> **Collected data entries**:
--- START ---

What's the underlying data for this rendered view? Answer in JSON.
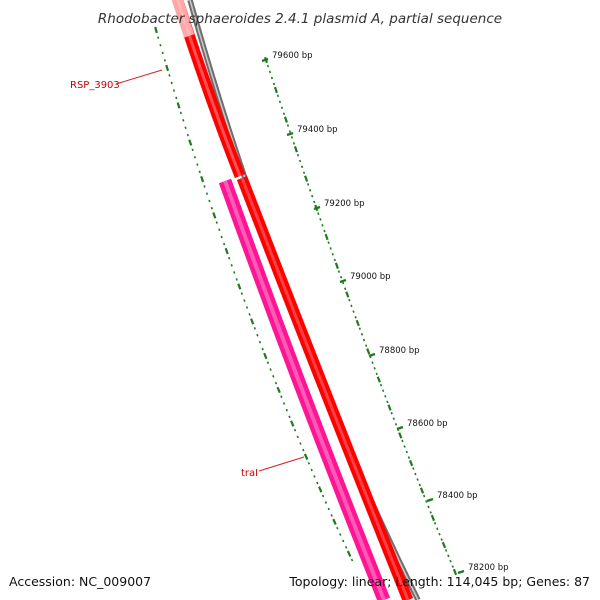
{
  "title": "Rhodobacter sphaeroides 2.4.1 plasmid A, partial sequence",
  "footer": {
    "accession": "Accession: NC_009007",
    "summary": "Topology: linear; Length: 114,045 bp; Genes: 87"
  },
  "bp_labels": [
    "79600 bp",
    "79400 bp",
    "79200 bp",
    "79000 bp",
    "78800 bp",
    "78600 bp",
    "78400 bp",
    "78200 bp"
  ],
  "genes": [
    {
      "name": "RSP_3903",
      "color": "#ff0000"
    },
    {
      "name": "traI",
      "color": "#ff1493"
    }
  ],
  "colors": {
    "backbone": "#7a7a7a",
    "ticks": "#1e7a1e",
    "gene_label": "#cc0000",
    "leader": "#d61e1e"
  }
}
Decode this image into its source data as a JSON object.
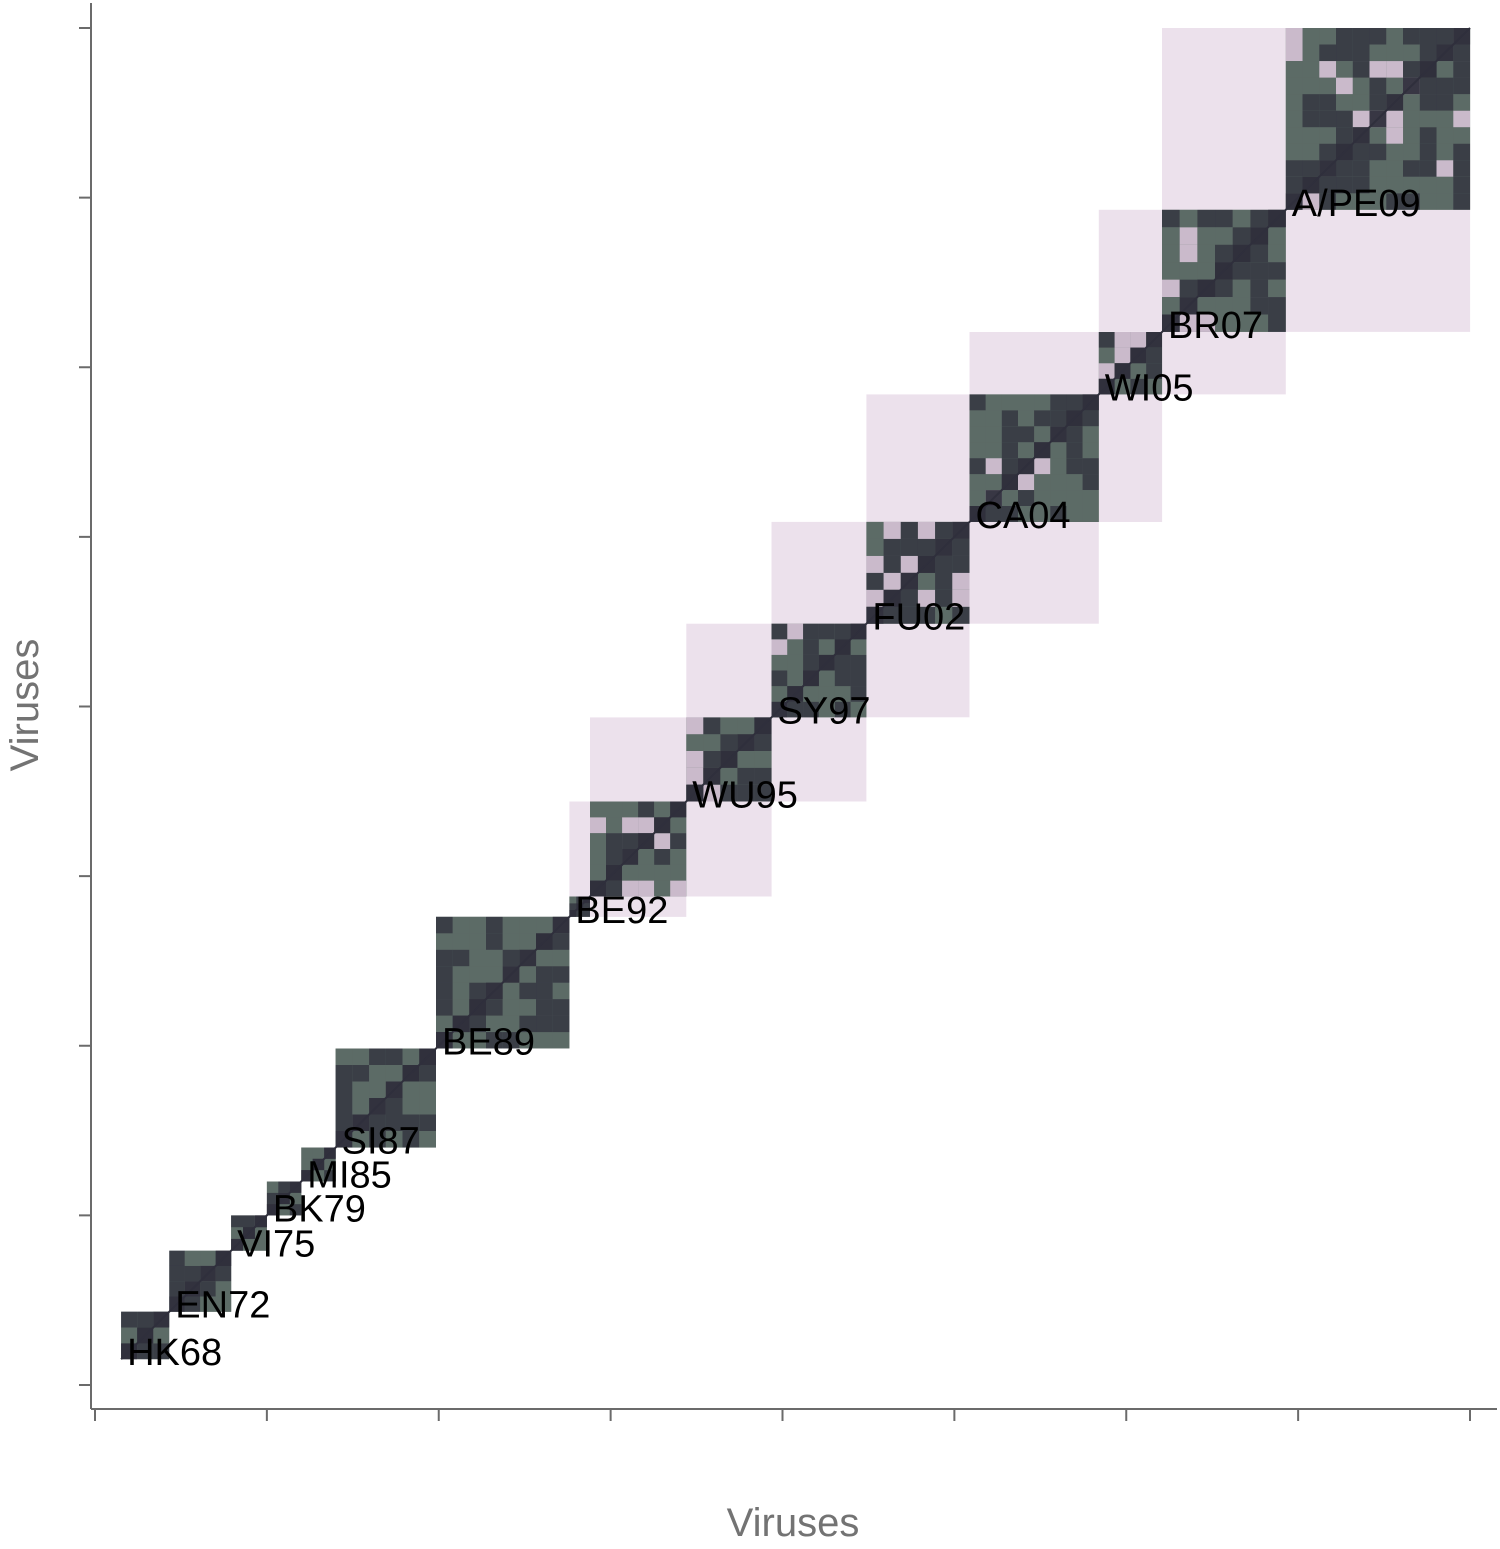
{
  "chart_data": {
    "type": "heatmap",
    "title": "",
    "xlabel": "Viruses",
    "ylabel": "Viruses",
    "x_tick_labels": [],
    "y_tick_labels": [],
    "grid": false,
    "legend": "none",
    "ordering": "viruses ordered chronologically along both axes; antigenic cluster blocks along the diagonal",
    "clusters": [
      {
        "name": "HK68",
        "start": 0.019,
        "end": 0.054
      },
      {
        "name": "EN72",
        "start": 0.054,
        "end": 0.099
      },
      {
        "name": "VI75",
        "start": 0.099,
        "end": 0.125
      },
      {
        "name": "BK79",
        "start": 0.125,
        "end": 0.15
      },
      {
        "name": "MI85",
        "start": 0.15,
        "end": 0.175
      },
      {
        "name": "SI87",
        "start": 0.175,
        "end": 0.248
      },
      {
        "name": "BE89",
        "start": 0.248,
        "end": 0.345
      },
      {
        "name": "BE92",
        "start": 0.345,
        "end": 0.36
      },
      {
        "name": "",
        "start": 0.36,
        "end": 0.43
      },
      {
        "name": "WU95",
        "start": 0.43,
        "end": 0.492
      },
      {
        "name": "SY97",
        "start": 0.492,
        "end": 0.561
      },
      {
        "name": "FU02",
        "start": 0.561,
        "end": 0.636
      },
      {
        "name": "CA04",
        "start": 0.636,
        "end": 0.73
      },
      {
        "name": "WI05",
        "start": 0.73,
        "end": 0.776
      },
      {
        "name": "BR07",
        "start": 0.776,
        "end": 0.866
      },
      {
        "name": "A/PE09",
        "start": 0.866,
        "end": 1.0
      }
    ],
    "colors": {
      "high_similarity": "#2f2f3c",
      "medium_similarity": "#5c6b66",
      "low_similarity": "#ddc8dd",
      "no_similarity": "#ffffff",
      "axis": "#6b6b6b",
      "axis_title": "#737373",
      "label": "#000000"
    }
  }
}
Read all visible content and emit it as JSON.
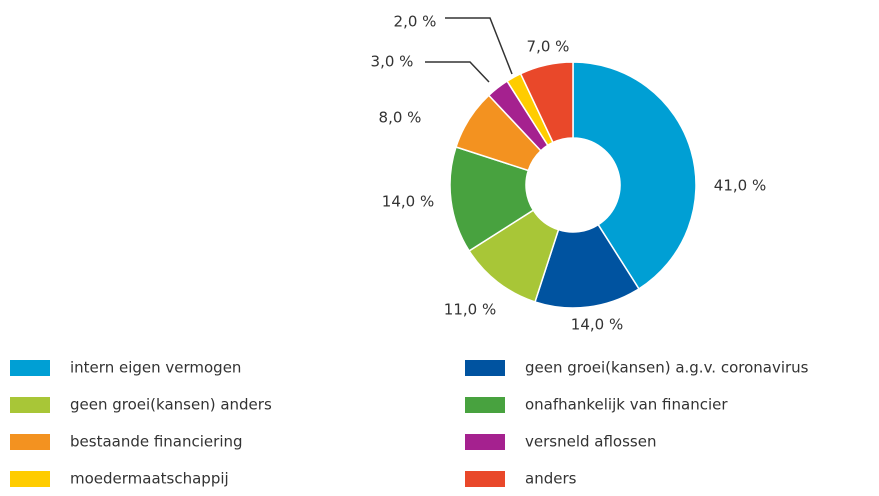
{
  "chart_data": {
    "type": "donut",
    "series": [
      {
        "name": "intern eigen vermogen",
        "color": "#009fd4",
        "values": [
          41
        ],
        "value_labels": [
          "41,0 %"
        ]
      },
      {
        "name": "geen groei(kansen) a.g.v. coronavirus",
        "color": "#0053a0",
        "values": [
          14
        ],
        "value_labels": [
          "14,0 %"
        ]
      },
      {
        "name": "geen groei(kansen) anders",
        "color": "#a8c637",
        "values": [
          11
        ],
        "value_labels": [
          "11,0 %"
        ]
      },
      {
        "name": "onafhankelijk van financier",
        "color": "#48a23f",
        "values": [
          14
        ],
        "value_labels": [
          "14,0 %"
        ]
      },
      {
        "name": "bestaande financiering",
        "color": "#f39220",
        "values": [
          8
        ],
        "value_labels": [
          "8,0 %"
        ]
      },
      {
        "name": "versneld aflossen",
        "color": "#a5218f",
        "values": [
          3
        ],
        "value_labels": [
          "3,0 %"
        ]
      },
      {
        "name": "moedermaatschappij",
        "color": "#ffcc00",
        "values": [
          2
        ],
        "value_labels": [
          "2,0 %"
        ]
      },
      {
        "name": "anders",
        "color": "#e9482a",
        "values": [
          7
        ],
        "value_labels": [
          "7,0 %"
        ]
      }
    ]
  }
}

--- END ---

> **Activity**:
Now copy each line of the entries that mentions "kansen".

> **Expected answer**:
        "name": "geen groei(kansen) a.g.v. coronavirus",
        "name": "geen groei(kansen) anders",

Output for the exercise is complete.